WHAT THE EXERCISE ASKS
Copy the records below from their first line through the line with "definition-item (105, 674, 700, 691)", including both of those lines, without changing anything.

── RECORDS FOR PROCESSING ──

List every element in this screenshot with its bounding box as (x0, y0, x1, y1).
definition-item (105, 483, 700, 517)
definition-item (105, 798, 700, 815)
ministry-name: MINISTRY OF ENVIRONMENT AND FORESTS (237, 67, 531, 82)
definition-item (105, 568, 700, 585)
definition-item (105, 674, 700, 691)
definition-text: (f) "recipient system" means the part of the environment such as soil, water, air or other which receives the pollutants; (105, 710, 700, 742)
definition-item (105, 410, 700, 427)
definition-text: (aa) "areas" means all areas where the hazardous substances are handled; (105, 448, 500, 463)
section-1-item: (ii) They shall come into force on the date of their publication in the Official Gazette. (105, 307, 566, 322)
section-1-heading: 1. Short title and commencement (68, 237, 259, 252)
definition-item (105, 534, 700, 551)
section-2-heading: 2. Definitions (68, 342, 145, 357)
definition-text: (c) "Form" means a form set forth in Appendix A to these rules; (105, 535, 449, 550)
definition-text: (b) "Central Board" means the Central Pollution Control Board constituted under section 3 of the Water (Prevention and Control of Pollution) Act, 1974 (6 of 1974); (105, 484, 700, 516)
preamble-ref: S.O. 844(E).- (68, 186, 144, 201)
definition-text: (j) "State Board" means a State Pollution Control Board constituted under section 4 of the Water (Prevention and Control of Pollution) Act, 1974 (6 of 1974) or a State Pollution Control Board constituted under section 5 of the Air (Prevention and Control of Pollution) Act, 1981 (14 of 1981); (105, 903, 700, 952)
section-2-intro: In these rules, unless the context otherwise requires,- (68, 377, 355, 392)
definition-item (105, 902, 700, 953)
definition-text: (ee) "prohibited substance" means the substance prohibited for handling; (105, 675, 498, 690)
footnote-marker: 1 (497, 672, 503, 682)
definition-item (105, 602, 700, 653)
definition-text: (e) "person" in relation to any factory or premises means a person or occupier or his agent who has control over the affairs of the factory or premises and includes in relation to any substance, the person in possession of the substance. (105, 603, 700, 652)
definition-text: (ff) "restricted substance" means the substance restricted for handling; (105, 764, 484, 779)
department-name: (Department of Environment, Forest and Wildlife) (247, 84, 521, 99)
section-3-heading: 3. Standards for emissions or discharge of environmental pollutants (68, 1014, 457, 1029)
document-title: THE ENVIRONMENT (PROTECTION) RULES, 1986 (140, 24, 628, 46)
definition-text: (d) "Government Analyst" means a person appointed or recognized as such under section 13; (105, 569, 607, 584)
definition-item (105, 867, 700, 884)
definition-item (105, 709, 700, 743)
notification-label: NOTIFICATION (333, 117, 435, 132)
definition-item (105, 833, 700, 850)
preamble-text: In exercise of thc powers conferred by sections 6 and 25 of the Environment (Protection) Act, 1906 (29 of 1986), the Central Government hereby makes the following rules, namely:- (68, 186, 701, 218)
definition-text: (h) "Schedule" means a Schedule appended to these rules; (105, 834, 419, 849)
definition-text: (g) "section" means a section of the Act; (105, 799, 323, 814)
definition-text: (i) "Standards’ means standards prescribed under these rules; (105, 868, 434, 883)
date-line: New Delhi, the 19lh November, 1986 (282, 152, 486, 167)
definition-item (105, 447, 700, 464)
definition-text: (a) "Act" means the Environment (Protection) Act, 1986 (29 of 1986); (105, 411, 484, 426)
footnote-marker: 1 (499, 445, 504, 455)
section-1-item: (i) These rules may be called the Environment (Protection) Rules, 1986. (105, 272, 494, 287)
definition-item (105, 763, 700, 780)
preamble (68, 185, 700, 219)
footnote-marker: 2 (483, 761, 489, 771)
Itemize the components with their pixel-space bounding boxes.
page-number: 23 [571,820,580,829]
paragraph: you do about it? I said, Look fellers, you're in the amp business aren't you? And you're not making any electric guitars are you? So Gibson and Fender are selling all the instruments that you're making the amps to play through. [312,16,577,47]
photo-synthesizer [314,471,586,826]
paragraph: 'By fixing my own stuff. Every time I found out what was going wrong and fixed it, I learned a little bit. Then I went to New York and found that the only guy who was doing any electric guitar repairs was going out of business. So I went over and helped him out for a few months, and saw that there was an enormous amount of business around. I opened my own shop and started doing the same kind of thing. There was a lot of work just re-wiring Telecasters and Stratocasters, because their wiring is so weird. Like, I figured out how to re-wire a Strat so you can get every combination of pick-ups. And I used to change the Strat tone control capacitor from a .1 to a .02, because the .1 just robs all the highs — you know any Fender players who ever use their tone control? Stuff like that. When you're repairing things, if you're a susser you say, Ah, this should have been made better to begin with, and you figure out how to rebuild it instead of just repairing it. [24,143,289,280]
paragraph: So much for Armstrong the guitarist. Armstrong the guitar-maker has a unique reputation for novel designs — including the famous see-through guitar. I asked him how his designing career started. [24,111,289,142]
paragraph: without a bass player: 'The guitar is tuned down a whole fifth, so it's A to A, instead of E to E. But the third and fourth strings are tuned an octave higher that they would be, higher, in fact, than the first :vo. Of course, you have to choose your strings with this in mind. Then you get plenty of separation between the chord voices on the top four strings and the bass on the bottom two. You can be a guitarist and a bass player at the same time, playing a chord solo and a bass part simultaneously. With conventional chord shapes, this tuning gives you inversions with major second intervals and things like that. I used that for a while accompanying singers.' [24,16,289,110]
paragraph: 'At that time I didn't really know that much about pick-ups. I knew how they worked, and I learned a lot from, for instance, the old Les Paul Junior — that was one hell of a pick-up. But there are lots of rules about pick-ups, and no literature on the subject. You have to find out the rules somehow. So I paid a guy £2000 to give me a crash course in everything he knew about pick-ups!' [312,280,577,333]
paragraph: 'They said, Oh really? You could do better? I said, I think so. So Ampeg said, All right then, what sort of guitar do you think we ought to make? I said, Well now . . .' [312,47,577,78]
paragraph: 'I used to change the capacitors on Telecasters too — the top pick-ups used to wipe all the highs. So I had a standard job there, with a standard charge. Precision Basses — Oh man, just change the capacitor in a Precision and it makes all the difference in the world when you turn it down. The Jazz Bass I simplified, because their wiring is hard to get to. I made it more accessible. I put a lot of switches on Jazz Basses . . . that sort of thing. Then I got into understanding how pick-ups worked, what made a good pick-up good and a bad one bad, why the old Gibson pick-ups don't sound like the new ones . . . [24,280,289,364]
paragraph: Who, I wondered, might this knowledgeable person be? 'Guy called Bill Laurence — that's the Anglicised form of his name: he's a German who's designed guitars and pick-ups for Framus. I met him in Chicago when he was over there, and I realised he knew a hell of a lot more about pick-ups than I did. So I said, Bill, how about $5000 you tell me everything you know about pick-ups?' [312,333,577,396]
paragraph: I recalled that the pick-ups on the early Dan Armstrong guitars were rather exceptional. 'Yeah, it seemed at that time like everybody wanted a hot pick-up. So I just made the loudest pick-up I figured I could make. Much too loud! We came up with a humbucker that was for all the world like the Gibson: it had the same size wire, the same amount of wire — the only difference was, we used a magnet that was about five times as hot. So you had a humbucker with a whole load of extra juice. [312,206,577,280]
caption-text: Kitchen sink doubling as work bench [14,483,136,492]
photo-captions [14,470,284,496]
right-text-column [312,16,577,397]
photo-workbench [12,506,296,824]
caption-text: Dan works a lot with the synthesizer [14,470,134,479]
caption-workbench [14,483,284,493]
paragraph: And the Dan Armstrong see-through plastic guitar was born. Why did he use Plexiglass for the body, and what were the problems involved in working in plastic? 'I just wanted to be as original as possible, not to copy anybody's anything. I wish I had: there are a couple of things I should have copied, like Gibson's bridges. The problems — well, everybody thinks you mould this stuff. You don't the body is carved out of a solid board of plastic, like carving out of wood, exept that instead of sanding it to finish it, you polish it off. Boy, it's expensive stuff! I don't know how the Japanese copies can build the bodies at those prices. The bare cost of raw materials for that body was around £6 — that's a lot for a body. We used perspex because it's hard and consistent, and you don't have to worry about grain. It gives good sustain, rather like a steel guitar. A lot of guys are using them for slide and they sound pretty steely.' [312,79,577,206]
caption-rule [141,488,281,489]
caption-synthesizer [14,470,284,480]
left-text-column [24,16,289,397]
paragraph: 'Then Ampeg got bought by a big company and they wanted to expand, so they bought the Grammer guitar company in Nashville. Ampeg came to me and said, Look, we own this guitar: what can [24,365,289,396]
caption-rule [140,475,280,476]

───

EXERCISE SOLUTION
List every element in this screenshot with its bounding box as (x0, y0, x1, y1).
definition-item (105, 483, 700, 517)
definition-item (105, 798, 700, 815)
ministry-name: MINISTRY OF ENVIRONMENT AND FORESTS (237, 67, 531, 82)
definition-item (105, 568, 700, 585)
definition-item (105, 674, 700, 691)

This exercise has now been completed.